• _Given problem_
Among the lines below, list those containing the string "name".

**********

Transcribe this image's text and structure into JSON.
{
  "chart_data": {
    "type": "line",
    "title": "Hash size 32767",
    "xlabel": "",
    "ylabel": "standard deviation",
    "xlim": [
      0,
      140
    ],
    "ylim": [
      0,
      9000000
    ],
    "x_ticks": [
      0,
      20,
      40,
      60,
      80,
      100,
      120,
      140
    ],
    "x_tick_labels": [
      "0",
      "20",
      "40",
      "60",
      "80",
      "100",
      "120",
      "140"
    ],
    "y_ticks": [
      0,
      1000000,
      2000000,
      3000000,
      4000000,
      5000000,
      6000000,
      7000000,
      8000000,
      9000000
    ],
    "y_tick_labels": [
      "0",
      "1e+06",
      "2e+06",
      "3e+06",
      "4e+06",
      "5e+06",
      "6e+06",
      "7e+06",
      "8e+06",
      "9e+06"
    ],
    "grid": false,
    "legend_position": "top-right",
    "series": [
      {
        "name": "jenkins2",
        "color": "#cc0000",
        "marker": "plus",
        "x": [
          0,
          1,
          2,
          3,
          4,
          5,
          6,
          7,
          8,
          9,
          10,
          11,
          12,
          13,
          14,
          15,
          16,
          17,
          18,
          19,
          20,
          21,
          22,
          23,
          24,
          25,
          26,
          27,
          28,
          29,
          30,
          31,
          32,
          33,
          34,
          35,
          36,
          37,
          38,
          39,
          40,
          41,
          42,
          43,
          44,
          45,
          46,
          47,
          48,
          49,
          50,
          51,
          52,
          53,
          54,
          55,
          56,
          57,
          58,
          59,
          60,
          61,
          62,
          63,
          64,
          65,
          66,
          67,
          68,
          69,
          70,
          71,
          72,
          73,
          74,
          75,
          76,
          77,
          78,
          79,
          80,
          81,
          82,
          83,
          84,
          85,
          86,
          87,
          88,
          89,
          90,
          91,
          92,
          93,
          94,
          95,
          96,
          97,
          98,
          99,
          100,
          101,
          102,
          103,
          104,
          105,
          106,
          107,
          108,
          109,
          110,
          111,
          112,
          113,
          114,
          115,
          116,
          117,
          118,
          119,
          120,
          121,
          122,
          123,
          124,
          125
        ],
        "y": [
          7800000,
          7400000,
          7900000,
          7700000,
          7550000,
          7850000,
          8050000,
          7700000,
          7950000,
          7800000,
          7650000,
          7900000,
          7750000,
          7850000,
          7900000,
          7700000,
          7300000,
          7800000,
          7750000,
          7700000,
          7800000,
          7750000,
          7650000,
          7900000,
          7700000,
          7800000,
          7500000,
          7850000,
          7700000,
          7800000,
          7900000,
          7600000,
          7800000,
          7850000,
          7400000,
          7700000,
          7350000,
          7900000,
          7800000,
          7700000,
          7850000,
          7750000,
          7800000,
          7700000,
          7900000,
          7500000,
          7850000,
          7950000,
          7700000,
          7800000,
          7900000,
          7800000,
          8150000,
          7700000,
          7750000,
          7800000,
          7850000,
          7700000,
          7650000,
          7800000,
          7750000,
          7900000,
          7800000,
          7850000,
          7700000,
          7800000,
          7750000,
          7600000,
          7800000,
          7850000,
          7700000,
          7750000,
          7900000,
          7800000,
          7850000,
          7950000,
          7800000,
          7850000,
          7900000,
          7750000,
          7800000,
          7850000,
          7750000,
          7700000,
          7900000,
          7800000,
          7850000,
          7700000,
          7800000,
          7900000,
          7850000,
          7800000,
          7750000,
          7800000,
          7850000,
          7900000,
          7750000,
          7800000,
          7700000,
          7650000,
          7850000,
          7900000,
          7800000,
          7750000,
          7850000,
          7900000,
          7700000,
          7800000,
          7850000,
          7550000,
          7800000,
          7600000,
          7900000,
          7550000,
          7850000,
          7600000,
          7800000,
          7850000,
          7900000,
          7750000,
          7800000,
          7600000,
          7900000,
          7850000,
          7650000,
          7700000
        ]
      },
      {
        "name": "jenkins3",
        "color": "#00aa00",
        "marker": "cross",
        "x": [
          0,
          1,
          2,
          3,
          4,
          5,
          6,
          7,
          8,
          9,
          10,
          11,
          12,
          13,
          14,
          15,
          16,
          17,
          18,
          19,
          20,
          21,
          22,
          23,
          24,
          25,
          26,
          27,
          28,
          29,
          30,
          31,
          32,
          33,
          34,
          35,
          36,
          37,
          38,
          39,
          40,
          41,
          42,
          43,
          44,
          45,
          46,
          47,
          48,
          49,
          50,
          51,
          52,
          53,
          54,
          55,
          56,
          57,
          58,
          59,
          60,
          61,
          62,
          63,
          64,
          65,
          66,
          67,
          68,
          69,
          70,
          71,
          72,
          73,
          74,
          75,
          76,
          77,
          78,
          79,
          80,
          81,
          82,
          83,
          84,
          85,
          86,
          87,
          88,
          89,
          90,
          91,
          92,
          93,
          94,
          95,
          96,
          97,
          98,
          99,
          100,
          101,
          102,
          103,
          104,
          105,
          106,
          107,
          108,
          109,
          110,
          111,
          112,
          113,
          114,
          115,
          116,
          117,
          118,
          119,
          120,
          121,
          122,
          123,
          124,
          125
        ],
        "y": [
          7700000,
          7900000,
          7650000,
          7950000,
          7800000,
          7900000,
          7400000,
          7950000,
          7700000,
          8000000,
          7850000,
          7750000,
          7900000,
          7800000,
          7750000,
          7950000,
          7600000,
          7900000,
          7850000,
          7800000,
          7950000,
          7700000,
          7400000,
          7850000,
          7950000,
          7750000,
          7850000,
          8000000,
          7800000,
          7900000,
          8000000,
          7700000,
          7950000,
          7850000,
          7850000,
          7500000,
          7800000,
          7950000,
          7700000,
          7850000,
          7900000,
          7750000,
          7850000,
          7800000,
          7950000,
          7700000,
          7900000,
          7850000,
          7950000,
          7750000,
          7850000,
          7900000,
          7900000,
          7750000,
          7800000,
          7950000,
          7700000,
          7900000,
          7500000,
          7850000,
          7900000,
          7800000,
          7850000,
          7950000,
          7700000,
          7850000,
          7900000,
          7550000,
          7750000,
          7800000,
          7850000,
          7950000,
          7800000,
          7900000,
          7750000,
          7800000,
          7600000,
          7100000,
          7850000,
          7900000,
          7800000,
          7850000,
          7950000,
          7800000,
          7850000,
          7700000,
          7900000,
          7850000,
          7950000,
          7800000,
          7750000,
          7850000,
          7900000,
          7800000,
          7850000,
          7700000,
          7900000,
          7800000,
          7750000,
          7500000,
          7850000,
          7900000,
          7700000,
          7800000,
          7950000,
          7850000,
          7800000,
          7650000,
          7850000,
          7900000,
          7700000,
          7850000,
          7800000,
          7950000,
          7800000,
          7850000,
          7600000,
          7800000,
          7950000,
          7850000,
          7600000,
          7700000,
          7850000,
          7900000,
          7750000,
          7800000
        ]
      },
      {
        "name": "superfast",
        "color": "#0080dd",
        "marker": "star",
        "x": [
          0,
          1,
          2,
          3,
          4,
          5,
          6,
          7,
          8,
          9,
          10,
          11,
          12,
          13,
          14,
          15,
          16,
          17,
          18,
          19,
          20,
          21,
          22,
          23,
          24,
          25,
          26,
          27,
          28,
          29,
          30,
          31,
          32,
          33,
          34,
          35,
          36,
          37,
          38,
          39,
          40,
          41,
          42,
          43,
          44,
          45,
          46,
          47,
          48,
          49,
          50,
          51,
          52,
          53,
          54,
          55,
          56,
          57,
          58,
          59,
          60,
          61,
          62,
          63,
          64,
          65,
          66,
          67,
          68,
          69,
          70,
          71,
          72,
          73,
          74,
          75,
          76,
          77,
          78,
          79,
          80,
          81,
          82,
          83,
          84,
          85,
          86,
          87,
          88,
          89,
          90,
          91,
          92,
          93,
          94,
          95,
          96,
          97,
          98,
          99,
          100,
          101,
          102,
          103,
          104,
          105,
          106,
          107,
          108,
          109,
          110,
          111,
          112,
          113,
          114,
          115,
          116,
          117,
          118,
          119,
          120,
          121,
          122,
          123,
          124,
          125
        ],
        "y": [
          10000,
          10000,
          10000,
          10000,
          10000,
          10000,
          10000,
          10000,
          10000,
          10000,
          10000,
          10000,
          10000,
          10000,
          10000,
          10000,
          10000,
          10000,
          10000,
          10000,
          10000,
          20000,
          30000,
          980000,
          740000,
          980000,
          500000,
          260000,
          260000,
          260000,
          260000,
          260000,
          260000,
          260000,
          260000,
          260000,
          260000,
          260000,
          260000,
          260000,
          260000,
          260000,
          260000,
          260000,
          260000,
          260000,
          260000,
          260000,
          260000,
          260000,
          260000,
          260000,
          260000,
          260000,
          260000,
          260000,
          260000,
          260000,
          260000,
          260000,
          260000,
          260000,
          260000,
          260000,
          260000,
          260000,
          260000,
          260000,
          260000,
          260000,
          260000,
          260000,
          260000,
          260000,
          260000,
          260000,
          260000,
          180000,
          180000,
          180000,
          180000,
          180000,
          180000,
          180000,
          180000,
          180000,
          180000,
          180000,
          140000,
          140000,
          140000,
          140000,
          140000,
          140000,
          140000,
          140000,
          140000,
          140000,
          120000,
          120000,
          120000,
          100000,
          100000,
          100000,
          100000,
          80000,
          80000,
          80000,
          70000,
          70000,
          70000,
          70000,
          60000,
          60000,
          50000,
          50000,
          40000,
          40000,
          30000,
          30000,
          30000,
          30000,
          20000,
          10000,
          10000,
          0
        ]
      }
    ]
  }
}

**********

• _Exercise response_
        "name": "jenkins2",
        "name": "jenkins3",
        "name": "superfast",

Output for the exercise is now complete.